Task prompt: Below is some material; set it all down exactly, apart from the pictures.

Records:
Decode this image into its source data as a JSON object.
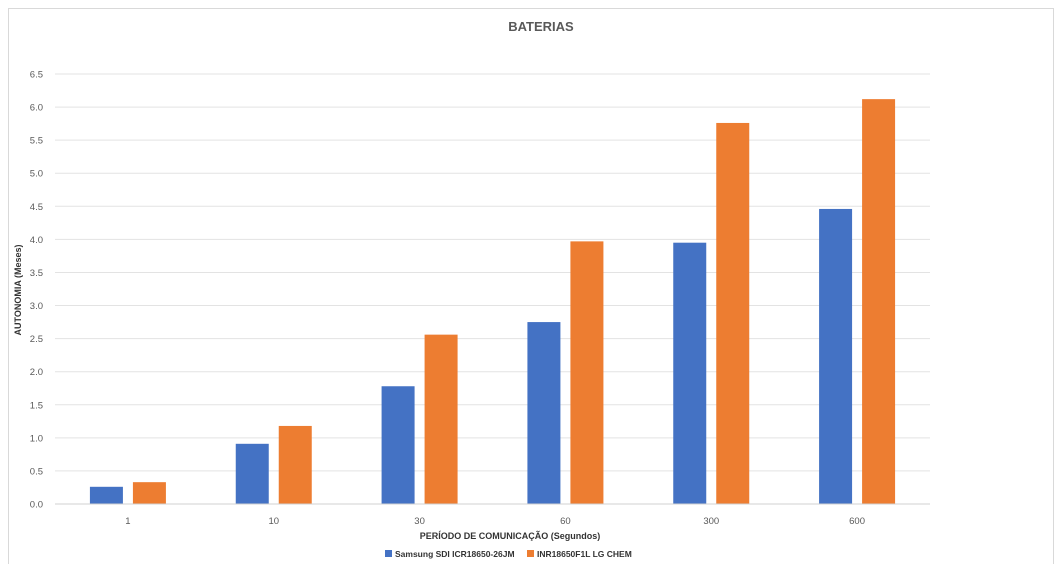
{
  "chart_data": {
    "type": "bar",
    "title": "BATERIAS",
    "xlabel": "PERÍODO DE COMUNICAÇÃO (Segundos)",
    "ylabel": "AUTONOMIA (Meses)",
    "categories": [
      "1",
      "10",
      "30",
      "60",
      "300",
      "600"
    ],
    "ylim": [
      0,
      6.5
    ],
    "yticks": [
      "0.0",
      "0.5",
      "1.0",
      "1.5",
      "2.0",
      "2.5",
      "3.0",
      "3.5",
      "4.0",
      "4.5",
      "5.0",
      "5.5",
      "6.0",
      "6.5"
    ],
    "grid": true,
    "legend_position": "bottom",
    "series": [
      {
        "name": "Samsung SDI ICR18650-26JM",
        "color": "#4472C4",
        "values": [
          0.26,
          0.91,
          1.78,
          2.75,
          3.95,
          4.46
        ]
      },
      {
        "name": "INR18650F1L LG CHEM",
        "color": "#ED7D31",
        "values": [
          0.33,
          1.18,
          2.56,
          3.97,
          5.76,
          6.12
        ]
      }
    ]
  }
}
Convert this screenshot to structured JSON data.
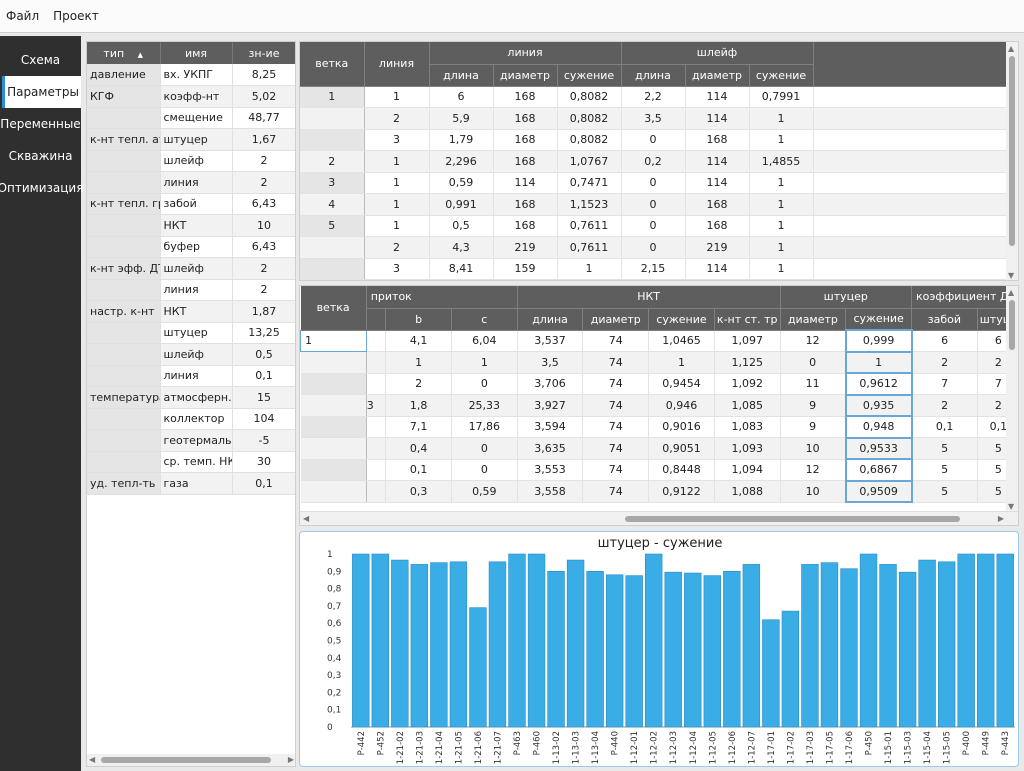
{
  "menu": [
    "Файл",
    "Проект"
  ],
  "nav": {
    "items": [
      "Схема",
      "Параметры",
      "Переменные",
      "Скважина",
      "Оптимизация"
    ],
    "active": 1
  },
  "params": {
    "headers": [
      "тип",
      "имя",
      "зн-ие"
    ],
    "rows": [
      [
        "давление",
        "вх. УКПГ",
        "8,25"
      ],
      [
        "КГФ",
        "коэфф-нт",
        "5,02"
      ],
      [
        "",
        "смещение",
        "48,77"
      ],
      [
        "к-нт тепл. атм",
        "штуцер",
        "1,67"
      ],
      [
        "",
        "шлейф",
        "2"
      ],
      [
        "",
        "линия",
        "2"
      ],
      [
        "к-нт тепл. груг",
        "забой",
        "6,43"
      ],
      [
        "",
        "НКТ",
        "10"
      ],
      [
        "",
        "буфер",
        "6,43"
      ],
      [
        "к-нт эфф. ДТ",
        "шлейф",
        "2"
      ],
      [
        "",
        "линия",
        "2"
      ],
      [
        "настр. к-нт",
        "НКТ",
        "1,87"
      ],
      [
        "",
        "штуцер",
        "13,25"
      ],
      [
        "",
        "шлейф",
        "0,5"
      ],
      [
        "",
        "линия",
        "0,1"
      ],
      [
        "температура",
        "атмосферн.",
        "15"
      ],
      [
        "",
        "коллектор",
        "104"
      ],
      [
        "",
        "геотермаль",
        "-5"
      ],
      [
        "",
        "ср. темп. НКТ",
        "30"
      ],
      [
        "уд. тепл-ть",
        "газа",
        "0,1"
      ]
    ]
  },
  "grid1": {
    "h_branch": "ветка",
    "h_line": "линия",
    "group_line": "линия",
    "group_loop": "шлейф",
    "sub": [
      "длина",
      "диаметр",
      "сужение",
      "длина",
      "диаметр",
      "сужение"
    ],
    "rows": [
      [
        "1",
        "1",
        "6",
        "168",
        "0,8082",
        "2,2",
        "114",
        "0,7991"
      ],
      [
        "",
        "2",
        "5,9",
        "168",
        "0,8082",
        "3,5",
        "114",
        "1"
      ],
      [
        "",
        "3",
        "1,79",
        "168",
        "0,8082",
        "0",
        "168",
        "1"
      ],
      [
        "2",
        "1",
        "2,296",
        "168",
        "1,0767",
        "0,2",
        "114",
        "1,4855"
      ],
      [
        "3",
        "1",
        "0,59",
        "114",
        "0,7471",
        "0",
        "114",
        "1"
      ],
      [
        "4",
        "1",
        "0,991",
        "168",
        "1,1523",
        "0",
        "168",
        "1"
      ],
      [
        "5",
        "1",
        "0,5",
        "168",
        "0,7611",
        "0",
        "168",
        "1"
      ],
      [
        "",
        "2",
        "4,3",
        "219",
        "0,7611",
        "0",
        "219",
        "1"
      ],
      [
        "",
        "3",
        "8,41",
        "159",
        "1",
        "2,15",
        "114",
        "1"
      ]
    ]
  },
  "grid2": {
    "h_branch": "ветка",
    "groups": [
      "приток",
      "НКТ",
      "штуцер",
      "коэффициент Дж.-Т"
    ],
    "sub": [
      "",
      "b",
      "c",
      "длина",
      "диаметр",
      "сужение",
      "к-нт ст. тр",
      "диаметр",
      "сужение",
      "забой",
      "штуце"
    ],
    "branch_first": "1",
    "rows": [
      [
        "",
        "4,1",
        "6,04",
        "3,537",
        "74",
        "1,0465",
        "1,097",
        "12",
        "0,999",
        "6",
        "6"
      ],
      [
        "",
        "1",
        "1",
        "3,5",
        "74",
        "1",
        "1,125",
        "0",
        "1",
        "2",
        "2"
      ],
      [
        "",
        "2",
        "0",
        "3,706",
        "74",
        "0,9454",
        "1,092",
        "11",
        "0,9612",
        "7",
        "7"
      ],
      [
        "3",
        "1,8",
        "25,33",
        "3,927",
        "74",
        "0,946",
        "1,085",
        "9",
        "0,935",
        "2",
        "2"
      ],
      [
        "",
        "7,1",
        "17,86",
        "3,594",
        "74",
        "0,9016",
        "1,083",
        "9",
        "0,948",
        "0,1",
        "0,1"
      ],
      [
        "",
        "0,4",
        "0",
        "3,635",
        "74",
        "0,9051",
        "1,093",
        "10",
        "0,9533",
        "5",
        "5"
      ],
      [
        "",
        "0,1",
        "0",
        "3,553",
        "74",
        "0,8448",
        "1,094",
        "12",
        "0,6867",
        "5",
        "5"
      ],
      [
        "",
        "0,3",
        "0,59",
        "3,558",
        "74",
        "0,9122",
        "1,088",
        "10",
        "0,9509",
        "5",
        "5"
      ]
    ]
  },
  "colors": {
    "bar": "#3aade6",
    "header": "#5e5e5e",
    "nav": "#2f2f2f",
    "accent": "#2a8fd4"
  },
  "chart_data": {
    "type": "bar",
    "title": "штуцер - сужение",
    "ylim": [
      0,
      1
    ],
    "yticks": [
      "0",
      "0,1",
      "0,2",
      "0,3",
      "0,4",
      "0,5",
      "0,6",
      "0,7",
      "0,8",
      "0,9",
      "1"
    ],
    "categories": [
      "Р-442",
      "Р-452",
      "1-21-02",
      "1-21-03",
      "1-21-04",
      "1-21-05",
      "1-21-06",
      "1-21-07",
      "Р-463",
      "Р-460",
      "1-13-02",
      "1-13-03",
      "1-13-04",
      "Р-440",
      "1-12-01",
      "1-12-02",
      "1-12-03",
      "1-12-04",
      "1-12-05",
      "1-12-06",
      "1-12-07",
      "1-17-01",
      "1-17-02",
      "1-17-03",
      "1-17-05",
      "1-17-06",
      "Р-450",
      "1-15-01",
      "1-15-03",
      "1-15-04",
      "1-15-05",
      "Р-400",
      "Р-449",
      "Р-443"
    ],
    "values": [
      1,
      1,
      0.965,
      0.94,
      0.95,
      0.955,
      0.69,
      0.955,
      1,
      1,
      0.9,
      0.965,
      0.9,
      0.88,
      0.875,
      1,
      0.895,
      0.89,
      0.875,
      0.9,
      0.94,
      0.62,
      0.67,
      0.94,
      0.95,
      0.915,
      1,
      0.94,
      0.895,
      0.965,
      0.955,
      1,
      1,
      1
    ],
    "grid": false,
    "legend": "none"
  }
}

Exercise solution:
Decode this image into its source data as a JSON object.
{
  "chart_data": {
    "type": "bar",
    "title": "BATERIAS",
    "xlabel": "PERÍODO DE COMUNICAÇÃO (Segundos)",
    "ylabel": "AUTONOMIA (Meses)",
    "categories": [
      "1",
      "10",
      "30",
      "60",
      "300",
      "600"
    ],
    "ylim": [
      0,
      6.5
    ],
    "yticks": [
      "0.0",
      "0.5",
      "1.0",
      "1.5",
      "2.0",
      "2.5",
      "3.0",
      "3.5",
      "4.0",
      "4.5",
      "5.0",
      "5.5",
      "6.0",
      "6.5"
    ],
    "grid": true,
    "legend_position": "bottom",
    "series": [
      {
        "name": "Samsung SDI ICR18650-26JM",
        "color": "#4472C4",
        "values": [
          0.26,
          0.91,
          1.78,
          2.75,
          3.95,
          4.46
        ]
      },
      {
        "name": "INR18650F1L LG CHEM",
        "color": "#ED7D31",
        "values": [
          0.33,
          1.18,
          2.56,
          3.97,
          5.76,
          6.12
        ]
      }
    ]
  }
}
Convert this screenshot to structured JSON data.
{
  "menu": [
    "Файл",
    "Проект"
  ],
  "nav": {
    "items": [
      "Схема",
      "Параметры",
      "Переменные",
      "Скважина",
      "Оптимизация"
    ],
    "active": 1
  },
  "params": {
    "headers": [
      "тип",
      "имя",
      "зн-ие"
    ],
    "rows": [
      [
        "давление",
        "вх. УКПГ",
        "8,25"
      ],
      [
        "КГФ",
        "коэфф-нт",
        "5,02"
      ],
      [
        "",
        "смещение",
        "48,77"
      ],
      [
        "к-нт тепл. атм",
        "штуцер",
        "1,67"
      ],
      [
        "",
        "шлейф",
        "2"
      ],
      [
        "",
        "линия",
        "2"
      ],
      [
        "к-нт тепл. груг",
        "забой",
        "6,43"
      ],
      [
        "",
        "НКТ",
        "10"
      ],
      [
        "",
        "буфер",
        "6,43"
      ],
      [
        "к-нт эфф. ДТ",
        "шлейф",
        "2"
      ],
      [
        "",
        "линия",
        "2"
      ],
      [
        "настр. к-нт",
        "НКТ",
        "1,87"
      ],
      [
        "",
        "штуцер",
        "13,25"
      ],
      [
        "",
        "шлейф",
        "0,5"
      ],
      [
        "",
        "линия",
        "0,1"
      ],
      [
        "температура",
        "атмосферн.",
        "15"
      ],
      [
        "",
        "коллектор",
        "104"
      ],
      [
        "",
        "геотермаль",
        "-5"
      ],
      [
        "",
        "ср. темп. НКТ",
        "30"
      ],
      [
        "уд. тепл-ть",
        "газа",
        "0,1"
      ]
    ]
  },
  "grid1": {
    "h_branch": "ветка",
    "h_line": "линия",
    "group_line": "линия",
    "group_loop": "шлейф",
    "sub": [
      "длина",
      "диаметр",
      "сужение",
      "длина",
      "диаметр",
      "сужение"
    ],
    "rows": [
      [
        "1",
        "1",
        "6",
        "168",
        "0,8082",
        "2,2",
        "114",
        "0,7991"
      ],
      [
        "",
        "2",
        "5,9",
        "168",
        "0,8082",
        "3,5",
        "114",
        "1"
      ],
      [
        "",
        "3",
        "1,79",
        "168",
        "0,8082",
        "0",
        "168",
        "1"
      ],
      [
        "2",
        "1",
        "2,296",
        "168",
        "1,0767",
        "0,2",
        "114",
        "1,4855"
      ],
      [
        "3",
        "1",
        "0,59",
        "114",
        "0,7471",
        "0",
        "114",
        "1"
      ],
      [
        "4",
        "1",
        "0,991",
        "168",
        "1,1523",
        "0",
        "168",
        "1"
      ],
      [
        "5",
        "1",
        "0,5",
        "168",
        "0,7611",
        "0",
        "168",
        "1"
      ],
      [
        "",
        "2",
        "4,3",
        "219",
        "0,7611",
        "0",
        "219",
        "1"
      ],
      [
        "",
        "3",
        "8,41",
        "159",
        "1",
        "2,15",
        "114",
        "1"
      ]
    ]
  },
  "grid2": {
    "h_branch": "ветка",
    "groups": [
      "приток",
      "НКТ",
      "штуцер",
      "коэффициент Дж.-Т"
    ],
    "sub": [
      "",
      "b",
      "c",
      "длина",
      "диаметр",
      "сужение",
      "к-нт ст. тр",
      "диаметр",
      "сужение",
      "забой",
      "штуце"
    ],
    "branch_first": "1",
    "rows": [
      [
        "",
        "4,1",
        "6,04",
        "3,537",
        "74",
        "1,0465",
        "1,097",
        "12",
        "0,999",
        "6",
        "6"
      ],
      [
        "",
        "1",
        "1",
        "3,5",
        "74",
        "1",
        "1,125",
        "0",
        "1",
        "2",
        "2"
      ],
      [
        "",
        "2",
        "0",
        "3,706",
        "74",
        "0,9454",
        "1,092",
        "11",
        "0,9612",
        "7",
        "7"
      ],
      [
        "3",
        "1,8",
        "25,33",
        "3,927",
        "74",
        "0,946",
        "1,085",
        "9",
        "0,935",
        "2",
        "2"
      ],
      [
        "",
        "7,1",
        "17,86",
        "3,594",
        "74",
        "0,9016",
        "1,083",
        "9",
        "0,948",
        "0,1",
        "0,1"
      ],
      [
        "",
        "0,4",
        "0",
        "3,635",
        "74",
        "0,9051",
        "1,093",
        "10",
        "0,9533",
        "5",
        "5"
      ],
      [
        "",
        "0,1",
        "0",
        "3,553",
        "74",
        "0,8448",
        "1,094",
        "12",
        "0,6867",
        "5",
        "5"
      ],
      [
        "",
        "0,3",
        "0,59",
        "3,558",
        "74",
        "0,9122",
        "1,088",
        "10",
        "0,9509",
        "5",
        "5"
      ]
    ]
  },
  "colors": {
    "bar": "#3aade6",
    "header": "#5e5e5e",
    "nav": "#2f2f2f",
    "accent": "#2a8fd4"
  },
  "chart_data": {
    "type": "bar",
    "title": "штуцер - сужение",
    "ylim": [
      0,
      1
    ],
    "yticks": [
      "0",
      "0,1",
      "0,2",
      "0,3",
      "0,4",
      "0,5",
      "0,6",
      "0,7",
      "0,8",
      "0,9",
      "1"
    ],
    "categories": [
      "Р-442",
      "Р-452",
      "1-21-02",
      "1-21-03",
      "1-21-04",
      "1-21-05",
      "1-21-06",
      "1-21-07",
      "Р-463",
      "Р-460",
      "1-13-02",
      "1-13-03",
      "1-13-04",
      "Р-440",
      "1-12-01",
      "1-12-02",
      "1-12-03",
      "1-12-04",
      "1-12-05",
      "1-12-06",
      "1-12-07",
      "1-17-01",
      "1-17-02",
      "1-17-03",
      "1-17-05",
      "1-17-06",
      "Р-450",
      "1-15-01",
      "1-15-03",
      "1-15-04",
      "1-15-05",
      "Р-400",
      "Р-449",
      "Р-443"
    ],
    "values": [
      1,
      1,
      0.965,
      0.94,
      0.95,
      0.955,
      0.69,
      0.955,
      1,
      1,
      0.9,
      0.965,
      0.9,
      0.88,
      0.875,
      1,
      0.895,
      0.89,
      0.875,
      0.9,
      0.94,
      0.62,
      0.67,
      0.94,
      0.95,
      0.915,
      1,
      0.94,
      0.895,
      0.965,
      0.955,
      1,
      1,
      1
    ],
    "grid": false,
    "legend": "none"
  }
}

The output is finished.